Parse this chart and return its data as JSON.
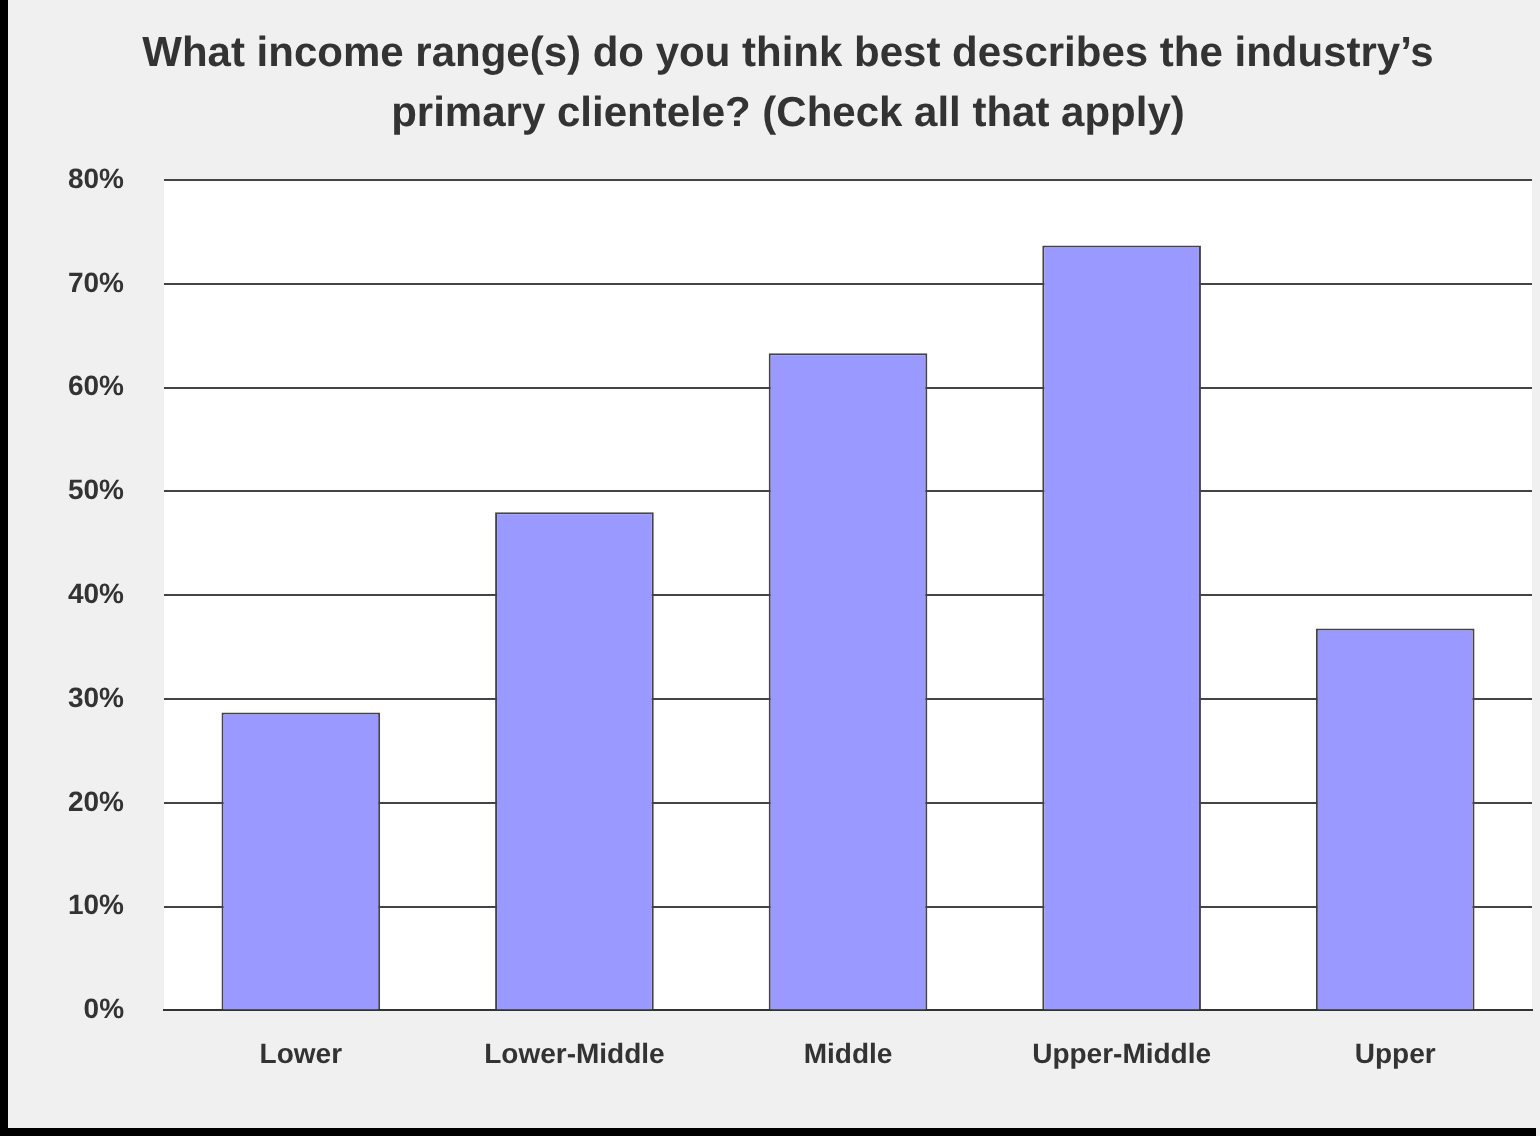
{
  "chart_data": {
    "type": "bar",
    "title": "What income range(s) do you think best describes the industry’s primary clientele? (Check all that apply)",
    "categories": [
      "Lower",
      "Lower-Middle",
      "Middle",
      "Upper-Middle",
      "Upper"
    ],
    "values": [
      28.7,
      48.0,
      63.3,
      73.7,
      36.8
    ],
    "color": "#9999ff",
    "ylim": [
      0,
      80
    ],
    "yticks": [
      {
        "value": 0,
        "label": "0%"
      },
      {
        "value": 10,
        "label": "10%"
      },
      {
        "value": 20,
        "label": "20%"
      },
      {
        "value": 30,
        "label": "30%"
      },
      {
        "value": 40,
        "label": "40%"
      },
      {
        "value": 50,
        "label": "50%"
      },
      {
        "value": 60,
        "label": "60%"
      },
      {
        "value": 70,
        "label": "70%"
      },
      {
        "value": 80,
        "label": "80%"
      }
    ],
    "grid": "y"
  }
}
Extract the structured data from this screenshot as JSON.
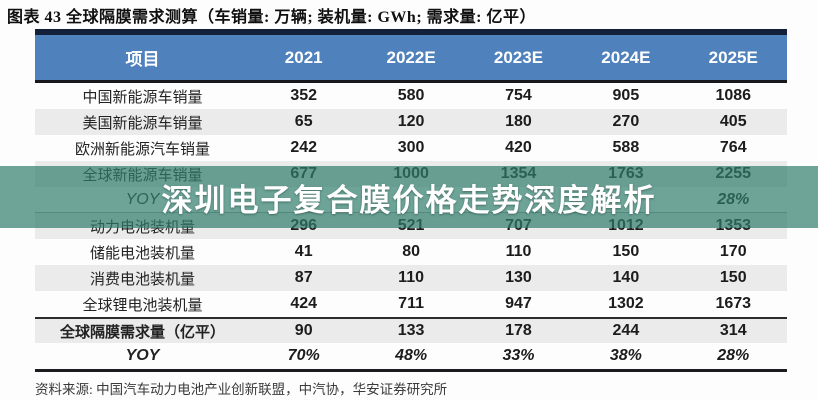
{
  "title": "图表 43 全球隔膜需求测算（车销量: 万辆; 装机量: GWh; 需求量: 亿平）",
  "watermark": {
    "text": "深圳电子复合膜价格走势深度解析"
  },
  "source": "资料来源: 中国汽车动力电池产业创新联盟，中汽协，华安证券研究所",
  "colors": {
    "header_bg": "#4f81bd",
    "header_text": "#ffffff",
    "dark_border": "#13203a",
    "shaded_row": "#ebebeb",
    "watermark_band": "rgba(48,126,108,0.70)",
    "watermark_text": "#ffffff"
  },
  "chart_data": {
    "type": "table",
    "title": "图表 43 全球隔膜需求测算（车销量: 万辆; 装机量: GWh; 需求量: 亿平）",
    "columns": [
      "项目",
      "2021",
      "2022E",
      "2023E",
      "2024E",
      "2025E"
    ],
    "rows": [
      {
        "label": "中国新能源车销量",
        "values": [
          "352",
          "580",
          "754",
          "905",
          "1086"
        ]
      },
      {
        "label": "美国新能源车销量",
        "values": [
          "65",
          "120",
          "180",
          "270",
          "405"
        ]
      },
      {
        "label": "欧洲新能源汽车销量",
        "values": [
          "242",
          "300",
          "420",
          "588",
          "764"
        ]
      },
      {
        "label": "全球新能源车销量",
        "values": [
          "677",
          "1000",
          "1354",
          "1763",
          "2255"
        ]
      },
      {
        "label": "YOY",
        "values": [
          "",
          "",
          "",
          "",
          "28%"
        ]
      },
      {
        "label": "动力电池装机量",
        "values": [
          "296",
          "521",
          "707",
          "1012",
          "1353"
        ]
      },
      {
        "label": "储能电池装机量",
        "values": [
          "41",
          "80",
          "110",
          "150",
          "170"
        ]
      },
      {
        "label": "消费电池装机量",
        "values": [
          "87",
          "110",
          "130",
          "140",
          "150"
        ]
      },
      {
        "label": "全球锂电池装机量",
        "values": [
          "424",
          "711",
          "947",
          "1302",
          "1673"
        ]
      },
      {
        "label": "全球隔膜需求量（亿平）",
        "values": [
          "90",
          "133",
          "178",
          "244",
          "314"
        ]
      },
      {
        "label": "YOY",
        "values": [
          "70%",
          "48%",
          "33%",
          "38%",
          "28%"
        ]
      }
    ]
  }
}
################
PROBLEM TO SOLVE: Every line above that contains the word "JSON" should be reported.

SOLUTION TO THIS TASK:
Parse this chart and return its data as JSON.
Extract the structured data from this screenshot as JSON.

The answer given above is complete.